Write out every entry exactly as it appears.

(Extracted records)
......

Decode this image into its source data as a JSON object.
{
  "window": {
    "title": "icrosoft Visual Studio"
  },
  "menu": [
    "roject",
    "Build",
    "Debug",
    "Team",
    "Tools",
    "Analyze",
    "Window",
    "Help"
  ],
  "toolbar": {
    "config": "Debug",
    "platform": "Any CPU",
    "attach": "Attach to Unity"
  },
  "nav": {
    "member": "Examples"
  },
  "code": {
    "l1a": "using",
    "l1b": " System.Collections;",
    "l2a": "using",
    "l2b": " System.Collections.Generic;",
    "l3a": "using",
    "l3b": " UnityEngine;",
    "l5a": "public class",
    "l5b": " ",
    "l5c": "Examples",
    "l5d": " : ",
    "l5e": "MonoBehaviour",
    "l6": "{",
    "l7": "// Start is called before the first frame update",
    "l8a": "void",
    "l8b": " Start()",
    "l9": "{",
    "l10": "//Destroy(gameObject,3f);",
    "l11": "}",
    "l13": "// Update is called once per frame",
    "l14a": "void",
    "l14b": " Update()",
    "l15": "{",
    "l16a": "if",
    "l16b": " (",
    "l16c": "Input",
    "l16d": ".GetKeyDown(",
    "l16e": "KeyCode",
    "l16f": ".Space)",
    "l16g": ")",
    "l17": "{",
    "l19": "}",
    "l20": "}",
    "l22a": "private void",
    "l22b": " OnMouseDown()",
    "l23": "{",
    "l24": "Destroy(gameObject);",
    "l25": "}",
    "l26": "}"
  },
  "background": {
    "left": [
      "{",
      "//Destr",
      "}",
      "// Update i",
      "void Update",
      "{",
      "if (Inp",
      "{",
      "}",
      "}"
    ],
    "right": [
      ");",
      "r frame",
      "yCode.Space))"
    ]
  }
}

......

> **Response below**:
Decode this image into its source data as a JSON object.
{
  "window": {
    "title": "icrosoft Visual Studio"
  },
  "menu": [
    "roject",
    "Build",
    "Debug",
    "Team",
    "Tools",
    "Analyze",
    "Window",
    "Help"
  ],
  "toolbar": {
    "config": "Debug",
    "platform": "Any CPU",
    "attach": "Attach to Unity"
  },
  "nav": {
    "member": "Examples"
  },
  "code": {
    "l1a": "using",
    "l1b": " System.Collections;",
    "l2a": "using",
    "l2b": " System.Collections.Generic;",
    "l3a": "using",
    "l3b": " UnityEngine;",
    "l5a": "public class",
    "l5b": " ",
    "l5c": "Examples",
    "l5d": " : ",
    "l5e": "MonoBehaviour",
    "l6": "{",
    "l7": "// Start is called before the first frame update",
    "l8a": "void",
    "l8b": " Start()",
    "l9": "{",
    "l10": "//Destroy(gameObject,3f);",
    "l11": "}",
    "l13": "// Update is called once per frame",
    "l14a": "void",
    "l14b": " Update()",
    "l15": "{",
    "l16a": "if",
    "l16b": " (",
    "l16c": "Input",
    "l16d": ".GetKeyDown(",
    "l16e": "KeyCode",
    "l16f": ".Space)",
    "l16g": ")",
    "l17": "{",
    "l19": "}",
    "l20": "}",
    "l22a": "private void",
    "l22b": " OnMouseDown()",
    "l23": "{",
    "l24": "Destroy(gameObject);",
    "l25": "}",
    "l26": "}"
  },
  "background": {
    "left": [
      "{",
      "//Destr",
      "}",
      "// Update i",
      "void Update",
      "{",
      "if (Inp",
      "{",
      "}",
      "}"
    ],
    "right": [
      ");",
      "r frame",
      "yCode.Space))"
    ]
  }
}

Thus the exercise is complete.